**INFORMATION GIVEN:**
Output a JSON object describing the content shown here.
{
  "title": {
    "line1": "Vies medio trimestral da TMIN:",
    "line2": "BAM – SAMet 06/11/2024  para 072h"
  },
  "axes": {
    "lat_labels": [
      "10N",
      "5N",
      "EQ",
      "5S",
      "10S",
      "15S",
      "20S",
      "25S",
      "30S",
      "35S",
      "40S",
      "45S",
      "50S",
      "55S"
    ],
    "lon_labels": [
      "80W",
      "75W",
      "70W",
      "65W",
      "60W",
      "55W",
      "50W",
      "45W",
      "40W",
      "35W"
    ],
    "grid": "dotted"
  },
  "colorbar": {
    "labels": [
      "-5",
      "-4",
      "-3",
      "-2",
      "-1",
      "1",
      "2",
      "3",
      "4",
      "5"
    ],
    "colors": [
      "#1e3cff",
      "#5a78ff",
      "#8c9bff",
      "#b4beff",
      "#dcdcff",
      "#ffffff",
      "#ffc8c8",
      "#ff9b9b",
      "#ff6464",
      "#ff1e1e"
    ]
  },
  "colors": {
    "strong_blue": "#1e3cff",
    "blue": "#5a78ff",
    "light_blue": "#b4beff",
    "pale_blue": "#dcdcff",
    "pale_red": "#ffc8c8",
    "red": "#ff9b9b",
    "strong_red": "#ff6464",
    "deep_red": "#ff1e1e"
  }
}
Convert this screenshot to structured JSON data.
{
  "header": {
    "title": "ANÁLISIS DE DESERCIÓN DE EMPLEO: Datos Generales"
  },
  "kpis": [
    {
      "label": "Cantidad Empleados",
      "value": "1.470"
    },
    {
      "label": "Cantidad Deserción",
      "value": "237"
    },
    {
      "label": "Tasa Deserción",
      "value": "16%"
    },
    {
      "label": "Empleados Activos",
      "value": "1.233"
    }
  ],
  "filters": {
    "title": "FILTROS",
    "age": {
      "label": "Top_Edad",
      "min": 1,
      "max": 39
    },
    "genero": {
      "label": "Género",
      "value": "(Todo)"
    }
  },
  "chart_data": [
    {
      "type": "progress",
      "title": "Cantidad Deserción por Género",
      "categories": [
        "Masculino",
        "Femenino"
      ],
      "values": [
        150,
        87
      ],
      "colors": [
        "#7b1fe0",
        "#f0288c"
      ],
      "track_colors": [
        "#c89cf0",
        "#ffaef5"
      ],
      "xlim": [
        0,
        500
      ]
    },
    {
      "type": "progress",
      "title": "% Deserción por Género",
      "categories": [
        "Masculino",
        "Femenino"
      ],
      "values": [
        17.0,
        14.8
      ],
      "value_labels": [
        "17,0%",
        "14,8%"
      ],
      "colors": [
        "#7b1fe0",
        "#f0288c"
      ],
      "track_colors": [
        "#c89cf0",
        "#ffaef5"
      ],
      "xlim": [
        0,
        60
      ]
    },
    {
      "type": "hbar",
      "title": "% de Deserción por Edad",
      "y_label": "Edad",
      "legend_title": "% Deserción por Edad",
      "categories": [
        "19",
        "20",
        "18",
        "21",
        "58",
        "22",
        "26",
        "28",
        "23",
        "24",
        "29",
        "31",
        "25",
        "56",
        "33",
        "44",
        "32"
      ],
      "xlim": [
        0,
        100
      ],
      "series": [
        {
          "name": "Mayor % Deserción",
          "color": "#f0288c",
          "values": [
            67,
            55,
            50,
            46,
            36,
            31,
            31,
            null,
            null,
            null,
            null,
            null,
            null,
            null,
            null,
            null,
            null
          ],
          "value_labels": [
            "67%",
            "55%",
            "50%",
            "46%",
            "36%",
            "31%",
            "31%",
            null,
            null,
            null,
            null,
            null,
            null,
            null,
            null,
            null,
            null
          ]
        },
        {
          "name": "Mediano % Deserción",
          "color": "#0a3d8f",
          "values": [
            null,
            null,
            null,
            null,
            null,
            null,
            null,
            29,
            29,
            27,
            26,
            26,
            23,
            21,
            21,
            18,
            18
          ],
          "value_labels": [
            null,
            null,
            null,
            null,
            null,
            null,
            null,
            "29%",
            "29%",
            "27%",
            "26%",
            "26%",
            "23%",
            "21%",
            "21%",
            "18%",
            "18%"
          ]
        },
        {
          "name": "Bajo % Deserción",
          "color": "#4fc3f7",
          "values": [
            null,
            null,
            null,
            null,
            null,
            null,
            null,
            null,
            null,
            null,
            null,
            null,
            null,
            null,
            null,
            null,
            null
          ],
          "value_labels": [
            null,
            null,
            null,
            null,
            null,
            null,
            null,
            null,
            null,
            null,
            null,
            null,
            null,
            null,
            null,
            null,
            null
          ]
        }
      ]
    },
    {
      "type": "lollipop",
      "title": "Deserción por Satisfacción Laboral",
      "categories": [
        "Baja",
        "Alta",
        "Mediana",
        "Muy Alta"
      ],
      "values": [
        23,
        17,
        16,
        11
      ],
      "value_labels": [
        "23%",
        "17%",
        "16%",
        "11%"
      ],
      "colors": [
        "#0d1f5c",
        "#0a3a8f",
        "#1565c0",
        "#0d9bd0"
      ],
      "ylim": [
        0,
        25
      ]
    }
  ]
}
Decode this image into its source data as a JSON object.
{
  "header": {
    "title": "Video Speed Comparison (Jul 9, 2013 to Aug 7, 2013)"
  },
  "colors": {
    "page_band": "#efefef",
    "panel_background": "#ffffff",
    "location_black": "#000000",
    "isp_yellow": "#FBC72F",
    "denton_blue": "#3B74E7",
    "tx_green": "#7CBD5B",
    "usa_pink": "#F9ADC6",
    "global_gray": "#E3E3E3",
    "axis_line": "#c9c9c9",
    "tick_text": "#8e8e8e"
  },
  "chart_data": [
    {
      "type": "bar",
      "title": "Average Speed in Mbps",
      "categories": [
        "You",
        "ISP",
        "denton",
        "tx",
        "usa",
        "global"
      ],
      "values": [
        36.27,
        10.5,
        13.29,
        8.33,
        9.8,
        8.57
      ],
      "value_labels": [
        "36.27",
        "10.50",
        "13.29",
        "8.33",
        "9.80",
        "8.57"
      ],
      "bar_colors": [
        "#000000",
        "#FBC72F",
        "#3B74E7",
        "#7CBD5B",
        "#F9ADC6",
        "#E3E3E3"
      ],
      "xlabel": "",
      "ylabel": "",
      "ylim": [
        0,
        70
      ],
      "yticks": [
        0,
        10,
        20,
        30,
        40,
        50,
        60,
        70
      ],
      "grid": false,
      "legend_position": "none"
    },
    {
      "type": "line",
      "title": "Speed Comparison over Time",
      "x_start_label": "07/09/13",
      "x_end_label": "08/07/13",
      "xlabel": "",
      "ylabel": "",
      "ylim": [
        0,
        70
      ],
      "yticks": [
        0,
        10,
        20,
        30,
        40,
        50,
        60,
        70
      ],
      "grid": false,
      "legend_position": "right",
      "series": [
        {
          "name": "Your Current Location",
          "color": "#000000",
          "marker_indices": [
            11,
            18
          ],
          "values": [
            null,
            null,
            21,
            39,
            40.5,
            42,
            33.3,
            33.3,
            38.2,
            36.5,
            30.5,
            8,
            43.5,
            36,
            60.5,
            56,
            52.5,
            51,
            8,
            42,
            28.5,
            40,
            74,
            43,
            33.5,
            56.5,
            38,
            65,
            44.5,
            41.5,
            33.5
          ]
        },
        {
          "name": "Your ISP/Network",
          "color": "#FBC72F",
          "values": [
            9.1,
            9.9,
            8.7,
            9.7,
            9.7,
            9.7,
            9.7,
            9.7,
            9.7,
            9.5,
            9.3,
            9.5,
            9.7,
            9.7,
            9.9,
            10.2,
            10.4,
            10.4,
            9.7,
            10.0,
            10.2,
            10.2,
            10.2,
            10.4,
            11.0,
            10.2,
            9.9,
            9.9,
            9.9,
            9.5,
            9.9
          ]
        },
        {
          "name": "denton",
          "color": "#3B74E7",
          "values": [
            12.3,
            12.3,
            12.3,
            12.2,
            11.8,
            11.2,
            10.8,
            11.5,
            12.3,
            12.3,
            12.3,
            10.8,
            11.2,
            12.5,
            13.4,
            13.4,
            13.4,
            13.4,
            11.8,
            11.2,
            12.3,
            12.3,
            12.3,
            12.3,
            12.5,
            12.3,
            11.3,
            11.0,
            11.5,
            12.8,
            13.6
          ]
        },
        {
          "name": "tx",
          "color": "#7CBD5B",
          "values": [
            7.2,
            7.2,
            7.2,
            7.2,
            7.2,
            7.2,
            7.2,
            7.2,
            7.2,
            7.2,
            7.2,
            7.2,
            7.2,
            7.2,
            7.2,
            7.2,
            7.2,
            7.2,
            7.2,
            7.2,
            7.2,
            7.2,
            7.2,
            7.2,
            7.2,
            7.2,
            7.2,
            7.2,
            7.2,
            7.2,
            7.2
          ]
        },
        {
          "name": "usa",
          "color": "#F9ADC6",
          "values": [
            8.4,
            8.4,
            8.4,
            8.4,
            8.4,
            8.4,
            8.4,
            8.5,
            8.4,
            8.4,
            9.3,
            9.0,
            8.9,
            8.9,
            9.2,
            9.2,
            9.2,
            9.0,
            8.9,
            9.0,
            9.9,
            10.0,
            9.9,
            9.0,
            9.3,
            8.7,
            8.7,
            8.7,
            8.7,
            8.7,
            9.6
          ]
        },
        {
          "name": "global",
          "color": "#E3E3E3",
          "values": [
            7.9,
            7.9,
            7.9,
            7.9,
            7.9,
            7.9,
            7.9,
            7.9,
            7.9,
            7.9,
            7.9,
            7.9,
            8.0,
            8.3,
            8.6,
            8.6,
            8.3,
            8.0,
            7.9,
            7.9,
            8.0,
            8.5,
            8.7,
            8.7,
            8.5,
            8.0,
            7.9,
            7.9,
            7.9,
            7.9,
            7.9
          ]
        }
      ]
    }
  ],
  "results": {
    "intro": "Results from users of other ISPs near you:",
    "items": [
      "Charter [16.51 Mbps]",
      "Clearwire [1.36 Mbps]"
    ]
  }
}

**WHAT IS REQUIRED:** Calculate how many lines of the material include the string "Your", and state that number by itself.

**WRITTEN SOLUTION:** 2